Extracted data entries
## Start

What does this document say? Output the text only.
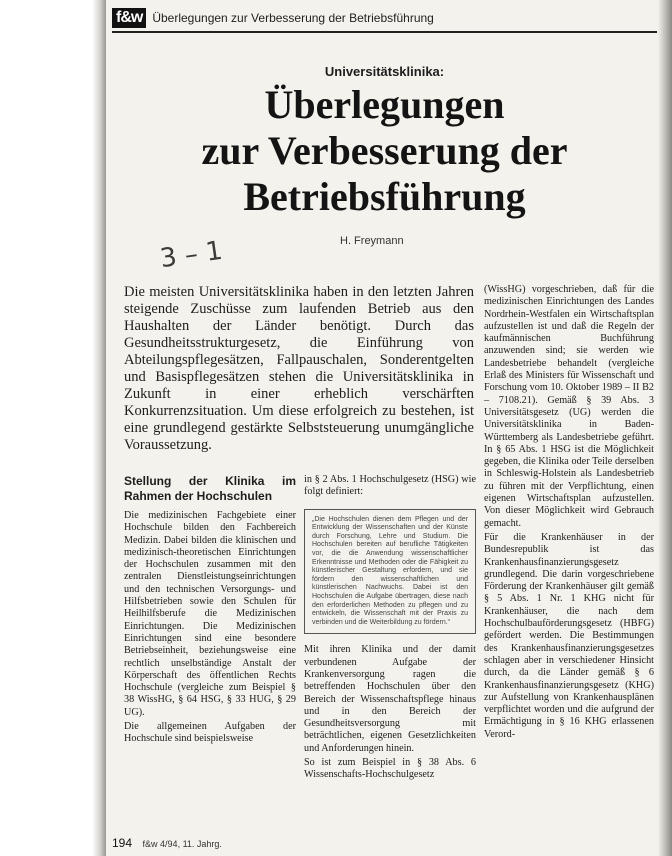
f&w Überlegungen zur Verbesserung der Betriebsführung
Universitätsklinika:
Überlegungen
zur Verbesserung der
Betriebsführung
3 – 1	H. Freymann

Die meisten Universitätsklinika haben in den letzten Jahren steigende Zuschüsse zum laufenden Betrieb aus den Haushalten der Länder benötigt. Durch das Gesundheitsstrukturgesetz, die Einführung von Abteilungspflegesätzen, Fallpauschalen, Sonderentgelten und Basispflegesätzen stehen die Universitätsklinika in Zukunft in einer erheblich verschärften Konkurrenzsituation. Um diese erfolgreich zu bestehen, ist eine grundlegend gestärkte Selbststeuerung unumgängliche Voraussetzung.

Stellung der Klinika im Rahmen der Hochschulen

Die medizinischen Fachgebiete einer Hochschule bilden den Fachbereich Medizin. Dabei bilden die klinischen und medizinisch-theoretischen Einrichtungen der Hochschulen zusammen mit den zentralen Dienstleistungseinrichtungen und den technischen Versorgungs- und Hilfsbetrieben sowie den Schulen für Heilhilfsberufe die Medizinischen Einrichtungen. Die Medizinischen Einrichtungen sind eine besondere Betriebseinheit, beziehungsweise eine rechtlich unselbständige Anstalt der Körperschaft des öffentlichen Rechts Hochschule (vergleiche zum Beispiel § 38 WissHG, § 64 HSG, § 33 HUG, § 29 UG).

Die allgemeinen Aufgaben der Hochschule sind beispielsweise

in § 2 Abs. 1 Hochschulgesetz (HSG) wie folgt definiert:

„Die Hochschulen dienen dem Pflegen und der Entwicklung der Wissenschaften und der Künste durch Forschung, Lehre und Studium. Die Hochschulen bereiten auf berufliche Tätigkeiten vor, die die Anwendung wissenschaftlicher Erkenntnisse und Methoden oder die Fähigkeit zu künstlerischer Gestaltung erfordern, und sie fördern den wissenschaftlichen und künstlerischen Nachwuchs. Dabei ist den Hochschulen die Aufgabe übertragen, diese nach den erforderlichen Methoden zu pflegen und zu entwickeln, die Wissenschaft mit der Praxis zu verbinden und die Weiterbildung zu fördern.“

Mit ihren Klinika und der damit verbundenen Aufgabe der Krankenversorgung ragen die betreffenden Hochschulen über den Bereich der Wissenschaftspflege hinaus und in den Bereich der Gesundheitsversorgung mit beträchtlichen, eigenen Gesetzlichkeiten und Anforderungen hinein.

So ist zum Beispiel in § 38 Abs. 6 Wissenschafts-Hochschulgesetz

(WissHG) vorgeschrieben, daß für die medizinischen Einrichtungen des Landes Nordrhein-Westfalen ein Wirtschaftsplan aufzustellen ist und daß die Regeln der kaufmännischen Buchführung anzuwenden sind; sie werden wie Landesbetriebe behandelt (vergleiche Erlaß des Ministers für Wissenschaft und Forschung vom 10. Oktober 1989 – II B2 – 7108.21). Gemäß § 39 Abs. 3 Universitätsgesetz (UG) werden die Universitätsklinika in Baden-Württemberg als Landesbetriebe geführt. In § 65 Abs. 1 HSG ist die Möglichkeit gegeben, die Klinika oder Teile derselben in Schleswig-Holstein als Landesbetrieb zu führen mit der Verpflichtung, einen eigenen Wirtschaftsplan aufzustellen. Von dieser Möglichkeit wird Gebrauch gemacht.

Für die Krankenhäuser in der Bundesrepublik ist das Krankenhausfinanzierungsgesetz grundlegend. Die darin vorgeschriebene Förderung der Krankenhäuser gilt gemäß § 5 Abs. 1 Nr. 1 KHG nicht für Krankenhäuser, die nach dem Hochschulbauförderungsgesetz (HBFG) gefördert werden. Die Bestimmungen des Krankenhausfinanzierungsgesetzes schlagen aber in verschiedener Hinsicht durch, da die Länder gemäß § 6 Krankenhausfinanzierungsgesetz (KHG) zur Aufstellung von Krankenhausplänen verpflichtet worden und die aufgrund der Ermächtigung in § 16 KHG erlassenen Verord-

194 f&w 4/94, 11. Jahrg.
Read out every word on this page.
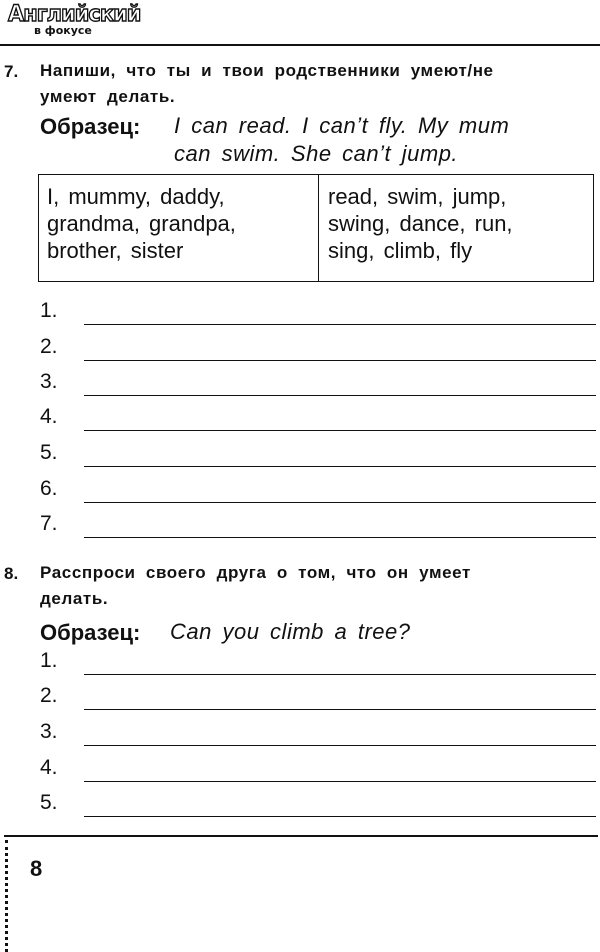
Английский
в фокусе
7. Напиши, что ты и твои родственники умеют/не
умеют делать.
Образец: I can read. I can’t fly. My mum
can swim. She can’t jump.
I, mummy, daddy,
grandma, grandpa,
brother, sister
read, swim, jump,
swing, dance, run,
sing, climb, fly
1.
2.
3.
4.
5.
6.
7.
8. Расспроси своего друга о том, что он умеет
делать.
Образец: Can you climb a tree?
1.
2.
3.
4.
5.
8
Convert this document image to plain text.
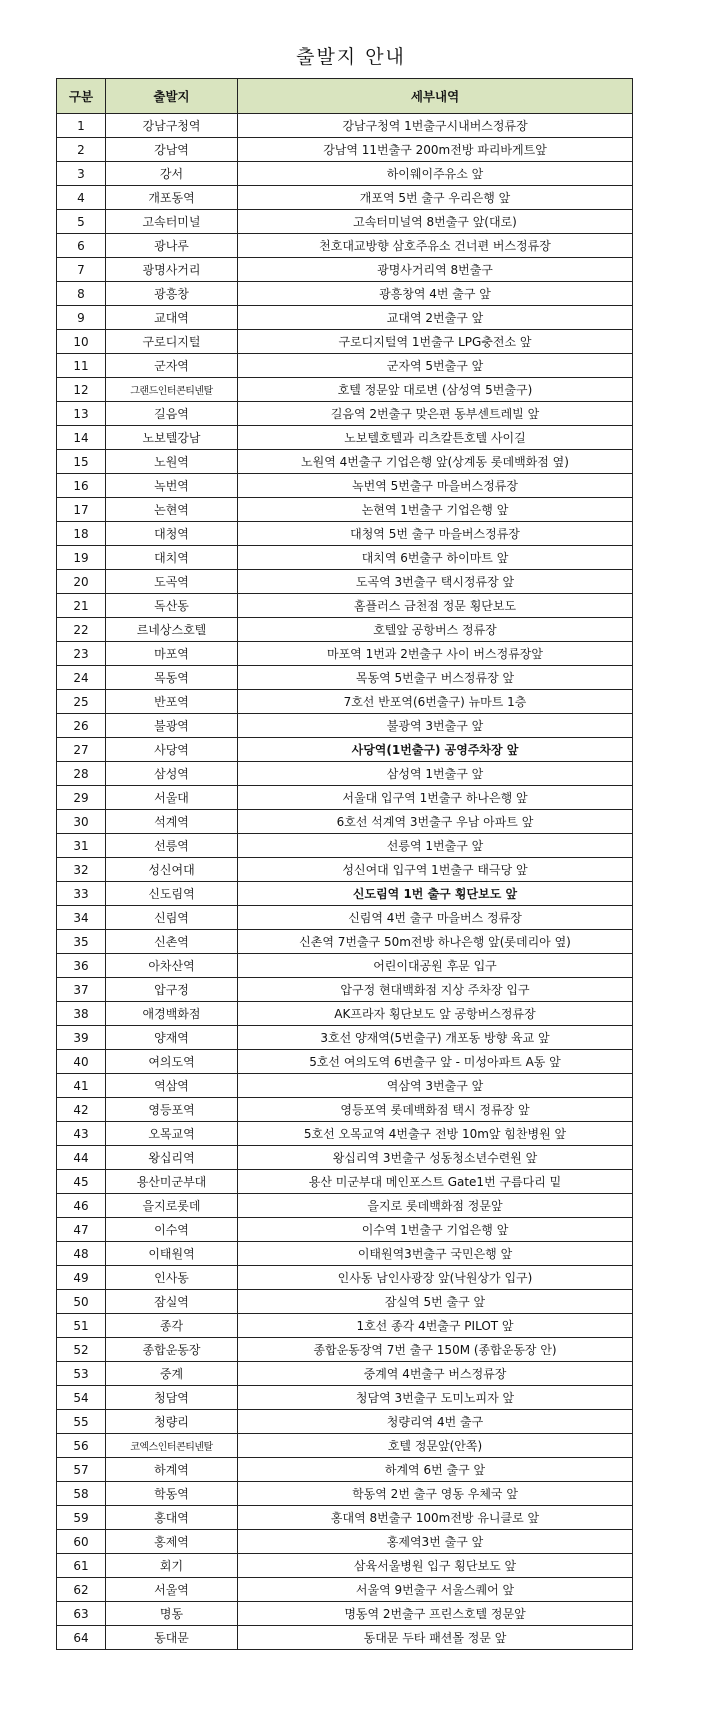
출발지 안내
구분	출발지	세부내역
1	강남구청역	강남구청역 1번출구시내버스정류장
2	강남역	강남역 11번출구 200m전방 파리바게트앞
3	강서	하이웨이주유소 앞
4	개포동역	개포역 5번 출구 우리은행 앞
5	고속터미널	고속터미널역 8번출구 앞(대로)
6	광나루	천호대교방향 삼호주유소 건너편 버스정류장
7	광명사거리	광명사거리역 8번출구
8	광흥창	광흥창역 4번 출구 앞
9	교대역	교대역 2번출구 앞
10	구로디지털	구로디지털역 1번출구 LPG충전소 앞
11	군자역	군자역 5번출구 앞
12	그랜드인터콘티넨탈	호텔 정문앞 대로변 (삼성역 5번출구)
13	길음역	길음역 2번출구 맞은편 동부센트레빌 앞
14	노보텔강남	노보텔호텔과 리츠칼튼호텔 사이길
15	노원역	노원역 4번출구 기업은행 앞(상계동 롯데백화점 옆)
16	녹번역	녹번역 5번출구 마을버스정류장
17	논현역	논현역 1번출구 기업은행 앞
18	대청역	대청역 5번 출구 마을버스정류장
19	대치역	대치역 6번출구 하이마트 앞
20	도곡역	도곡역 3번출구 택시정류장 앞
21	독산동	홈플러스 금천점 정문 횡단보도
22	르네상스호텔	호텔앞 공항버스 정류장
23	마포역	마포역 1번과 2번출구 사이 버스정류장앞
24	목동역	목동역 5번출구 버스정류장 앞
25	반포역	7호선 반포역(6번출구) 뉴마트 1층
26	불광역	불광역 3번출구 앞
27	사당역	사당역(1번출구) 공영주차장 앞
28	삼성역	삼성역 1번출구 앞
29	서울대	서울대 입구역 1번출구 하나은행 앞
30	석계역	6호선 석계역 3번출구 우남 아파트 앞
31	선릉역	선릉역 1번출구 앞
32	성신여대	성신여대 입구역 1번출구 태극당 앞
33	신도림역	신도림역 1번 출구 횡단보도 앞
34	신림역	신림역 4번 출구 마을버스 정류장
35	신촌역	신촌역 7번출구 50m전방 하나은행 앞(롯데리아 옆)
36	아차산역	어린이대공원 후문 입구
37	압구정	압구정 현대백화점 지상 주차장 입구
38	애경백화점	AK프라자 횡단보도 앞 공항버스정류장
39	양재역	3호선 양재역(5번출구) 개포동 방향 육교 앞
40	여의도역	5호선 여의도역 6번출구 앞 - 미성아파트 A동 앞
41	역삼역	역삼역 3번출구 앞
42	영등포역	영등포역 롯데백화점 택시 정류장 앞
43	오목교역	5호선 오목교역 4번출구 전방 10m앞 힘찬병원 앞
44	왕십리역	왕십리역 3번출구 성동청소년수련원 앞
45	용산미군부대	용산 미군부대 메인포스트 Gate1번 구름다리 밑
46	을지로롯데	을지로 롯데백화점 정문앞
47	이수역	이수역 1번출구 기업은행 앞
48	이태원역	이태원역3번출구 국민은행 앞
49	인사동	인사동 남인사광장 앞(낙원상가 입구)
50	잠실역	잠실역 5번 출구 앞
51	종각	1호선 종각 4번출구 PILOT 앞
52	종합운동장	종합운동장역 7번 출구 150M (종합운동장 안)
53	중계	중계역 4번출구 버스정류장
54	청담역	청담역 3번출구 도미노피자 앞
55	청량리	청량리역 4번 출구
56	코엑스인터콘티넨탈	호텔 정문앞(안쪽)
57	하계역	하계역 6번 출구 앞
58	학동역	학동역 2번 출구 영동 우체국 앞
59	홍대역	홍대역 8번출구 100m전방 유니클로 앞
60	홍제역	홍제역3번 출구 앞
61	회기	삼육서울병원 입구 횡단보도 앞
62	서울역	서울역 9번출구 서울스퀘어 앞
63	명동	명동역 2번출구 프린스호텔 정문앞
64	동대문	동대문 두타 패션몰 정문 앞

## End

**What is being asked**: Each line containing the word "text" counts once; report the total alone.

**Worked answer**: 2